▶ **Vorliegender Auszug**
···
Drei Menschen, die der Partei Der Dritte Weg zuzuordnen seien, hatten direkt vor der Schule Handzettel an Passanten verteilt, erklärte ein Sprecher der Polizeidirektion Süd. Zudem klebten sie Aufkleber an Laternen. Die Polizei erteilte den drei Männern einen Platzverweis für Burg. Die Polizei zeige auch weiterhin verstärkt Präsenz an der Schule, hieß es. Die Kleinstpartei, die der Verfassungsschutz als rechtsextremistisch einstuft, schrieb selbst, dass Mitglieder ihrer Jugendorganisation «Nationalrevolutionäre Jugend» in Burg aktiv gewesen seien. Im Verfassungsschutzbericht von 2022 hieß es, der Dritte Weg vertrete «ein klar rechtsextremistisches Staats- und Gesellschaftsbild».

Als Folge der Aktion erließ das Amt Burg eine Allgemeinverfügung, um weitere «Störungen des Schulfriedens» zu verhindern. Das teilte Amtsdirektor Tobias Hentschel in einer Erklärung mit. Danach dürfen in einem Umkreis der Schule und der Kindertagesstätten Parteien, Gruppierungen und Verbände bis zum 19. Mai keine Werbung verteilen, keine Plakate aufhängen und keine Infostände aufstellen.

In der Schule war es in dieser Woche zu einer Art Krisensitzung von Experten und Lehrkräften wegen der Debatte um Rechtsextremismus im Schulalltag gekommen. Mittlerweile hat sich die Lehrerschaft in Lager gespalten. Manche befürworteten, dass die Vorfälle zur Sprache gekommen seien. «Manche an der Schule tun das auch als Jugendstreich ab», beschreibt eine Lehrkraft, die den Brandbrief mit verfasst hat, die Situation. Die Schulleitung spiele die Vorfälle herunter. Er habe die Schulleiterin gefragt, wie sie zu den Vorfällen stehe, so der Mitverfasser des Briefes. Dazu werde sie sich nicht äußern, habe die Leiterin ihm gesagt.
···
▶ **Bereitgestellte Einträge**
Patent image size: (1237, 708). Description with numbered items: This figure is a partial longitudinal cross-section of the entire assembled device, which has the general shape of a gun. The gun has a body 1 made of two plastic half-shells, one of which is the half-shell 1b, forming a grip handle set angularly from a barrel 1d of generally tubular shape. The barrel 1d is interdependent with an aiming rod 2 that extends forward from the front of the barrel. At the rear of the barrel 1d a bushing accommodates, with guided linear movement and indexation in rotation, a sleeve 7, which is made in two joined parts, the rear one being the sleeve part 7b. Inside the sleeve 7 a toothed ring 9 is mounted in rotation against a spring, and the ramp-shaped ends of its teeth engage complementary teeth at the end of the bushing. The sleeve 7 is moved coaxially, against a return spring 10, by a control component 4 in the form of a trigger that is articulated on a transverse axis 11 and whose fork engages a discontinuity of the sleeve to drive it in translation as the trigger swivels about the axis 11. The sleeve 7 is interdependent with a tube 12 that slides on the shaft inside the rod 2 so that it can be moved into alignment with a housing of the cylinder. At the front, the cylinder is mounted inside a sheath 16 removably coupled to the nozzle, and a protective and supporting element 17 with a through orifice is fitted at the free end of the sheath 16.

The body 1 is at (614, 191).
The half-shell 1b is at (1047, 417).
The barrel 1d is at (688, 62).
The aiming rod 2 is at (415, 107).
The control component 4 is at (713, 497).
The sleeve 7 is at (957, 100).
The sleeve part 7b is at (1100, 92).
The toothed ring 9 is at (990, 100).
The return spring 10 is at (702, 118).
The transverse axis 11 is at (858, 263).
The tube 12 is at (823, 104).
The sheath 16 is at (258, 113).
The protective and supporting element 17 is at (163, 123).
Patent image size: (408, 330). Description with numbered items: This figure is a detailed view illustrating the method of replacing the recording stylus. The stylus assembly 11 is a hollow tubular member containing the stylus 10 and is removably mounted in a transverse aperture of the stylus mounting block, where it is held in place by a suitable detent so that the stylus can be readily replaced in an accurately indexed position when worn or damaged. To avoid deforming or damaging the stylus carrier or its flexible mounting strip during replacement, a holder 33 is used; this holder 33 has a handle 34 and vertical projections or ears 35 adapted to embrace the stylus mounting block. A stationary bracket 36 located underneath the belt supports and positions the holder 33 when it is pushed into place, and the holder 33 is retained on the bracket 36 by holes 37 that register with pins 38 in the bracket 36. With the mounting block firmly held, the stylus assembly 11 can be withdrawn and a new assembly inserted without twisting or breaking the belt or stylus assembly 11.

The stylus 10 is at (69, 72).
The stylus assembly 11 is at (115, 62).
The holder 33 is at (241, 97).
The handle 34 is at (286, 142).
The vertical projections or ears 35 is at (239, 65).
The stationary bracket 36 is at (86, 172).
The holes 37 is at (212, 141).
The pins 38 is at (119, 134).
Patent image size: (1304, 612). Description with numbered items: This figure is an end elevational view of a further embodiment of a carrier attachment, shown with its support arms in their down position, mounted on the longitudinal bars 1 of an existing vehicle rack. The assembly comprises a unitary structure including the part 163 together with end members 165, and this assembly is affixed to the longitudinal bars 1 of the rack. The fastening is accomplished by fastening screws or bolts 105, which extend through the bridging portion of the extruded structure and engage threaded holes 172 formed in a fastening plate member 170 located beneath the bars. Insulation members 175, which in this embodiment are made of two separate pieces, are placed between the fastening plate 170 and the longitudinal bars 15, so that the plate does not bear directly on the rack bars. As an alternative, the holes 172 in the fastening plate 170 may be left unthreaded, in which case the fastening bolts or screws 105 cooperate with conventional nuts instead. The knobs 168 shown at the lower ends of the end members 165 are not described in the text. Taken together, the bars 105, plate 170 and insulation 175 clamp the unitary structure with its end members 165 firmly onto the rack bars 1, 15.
···
▶ **Aufgabe**
Erkläre in ein bis drei Sätzen, weshalb das Amt Burg laut dem Auszug eine Allgemeinverfügung erließ. Stütze dich ausschließlich auf den Auszug.

▶ **Antwort**
Die Allgemeinverfügung war eine Folge der Aktion dreier Männer, die der Partei Der Dritte Weg zuzuordnen seien. Sie hatten direkt vor der Schule Handzettel an Passanten verteilt und Aufkleber an Laternen geklebt. Mit der Verfügung wollte das Amt weitere «Störungen des Schulfriedens» verhindern.